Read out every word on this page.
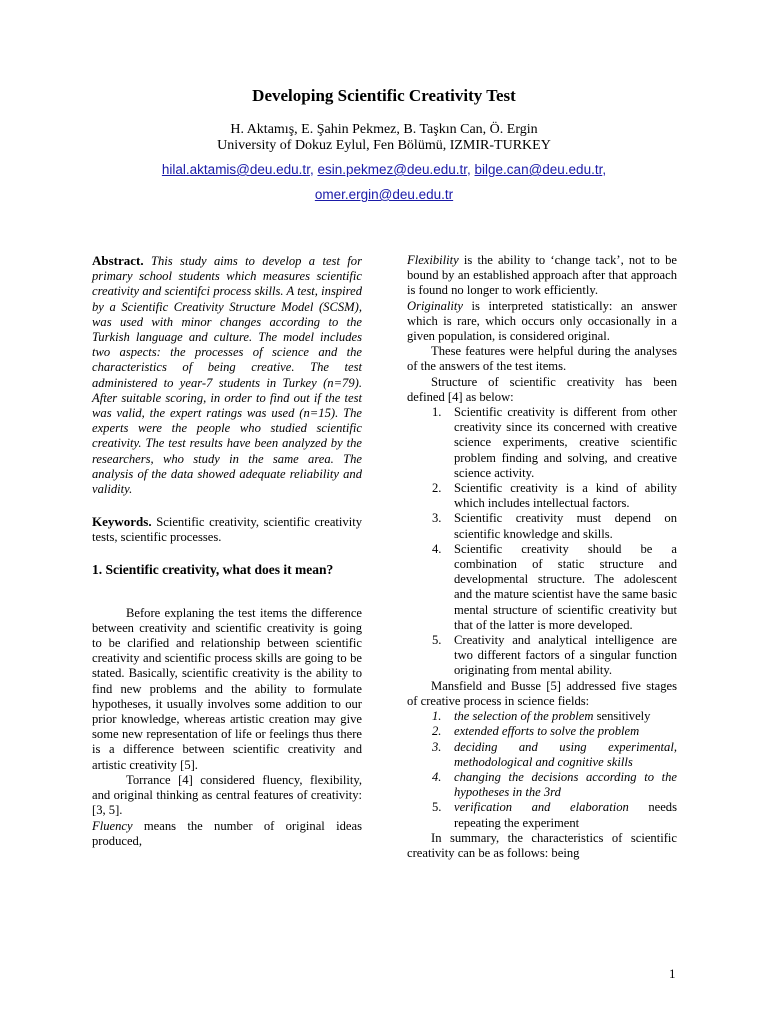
Developing Scientific Creativity Test
H. Aktamış, E. Şahin Pekmez, B. Taşkın Can, Ö. Ergin
University of Dokuz Eylul, Fen Bölümü, IZMIR-TURKEY
hilal.aktamis@deu.edu.tr, esin.pekmez@deu.edu.tr, bilge.can@deu.edu.tr,
omer.ergin@deu.edu.tr

Abstract. This study aims to develop a test for primary school students which measures scientific creativity and scientifci process skills. A test, inspired by a Scientific Creativity Structure Model (SCSM), was used with minor changes according to the Turkish language and culture. The model includes two aspects: the processes of science and the characteristics of being creative. The test administered to year-7 students in Turkey (n=79). After suitable scoring, in order to find out if the test was valid, the expert ratings was used (n=15). The experts were the people who studied scientific creativity. The test results have been analyzed by the researchers, who study in the same area. The analysis of the data showed adequate reliability and validity.

Keywords. Scientific creativity, scientific creativity tests, scientific processes.

1. Scientific creativity, what does it mean?

Before explaning the test items the difference between creativity and scientific creativity is going to be clarified and relationship between scientific creativity and scientific process skills are going to be stated. Basically, scientific creativity is the ability to find new problems and the ability to formulate hypotheses, it usually involves some addition to our prior knowledge, whereas artistic creation may give some new representation of life or feelings thus there is a difference between scientific creativity and artistic creativity [5].

Torrance [4] considered fluency, flexibility, and original thinking as central features of creativity: [3, 5].

Fluency means the number of original ideas produced,

Flexibility is the ability to ‘change tack’, not to be bound by an established approach after that approach is found no longer to work efficiently.

Originality is interpreted statistically: an answer which is rare, which occurs only occasionally in a given population, is considered original.

These features were helpful during the analyses of the answers of the test items.

Structure of scientific creativity has been defined [4] as below:

1. Scientific creativity is different from other creativity since its concerned with creative science experiments, creative scientific problem finding and solving, and creative science activity.
2. Scientific creativity is a kind of ability which includes intellectual factors.
3. Scientific creativity must depend on scientific knowledge and skills.
4. Scientific creativity should be a combination of static structure and developmental structure. The adolescent and the mature scientist have the same basic mental structure of scientific creativity but that of the latter is more developed.
5. Creativity and analytical intelligence are two different factors of a singular function originating from mental ability.

Mansfield and Busse [5] addressed five stages of creative process in science fields:

1. the selection of the problem sensitively
2. extended efforts to solve the problem
3. deciding and using experimental, methodological and cognitive skills
4. changing the decisions according to the hypotheses in the 3rd
5. verification and elaboration needs repeating the experiment

In summary, the characteristics of scientific creativity can be as follows: being

1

####################

(Exercise prompt): Collect, from the material above, every line containing the word "features".

(Task solution):
Torrance [4] considered fluency, flexibility, and original thinking as central features of creativity: [3, 5].
These features were helpful during the analyses of the answers of the test items.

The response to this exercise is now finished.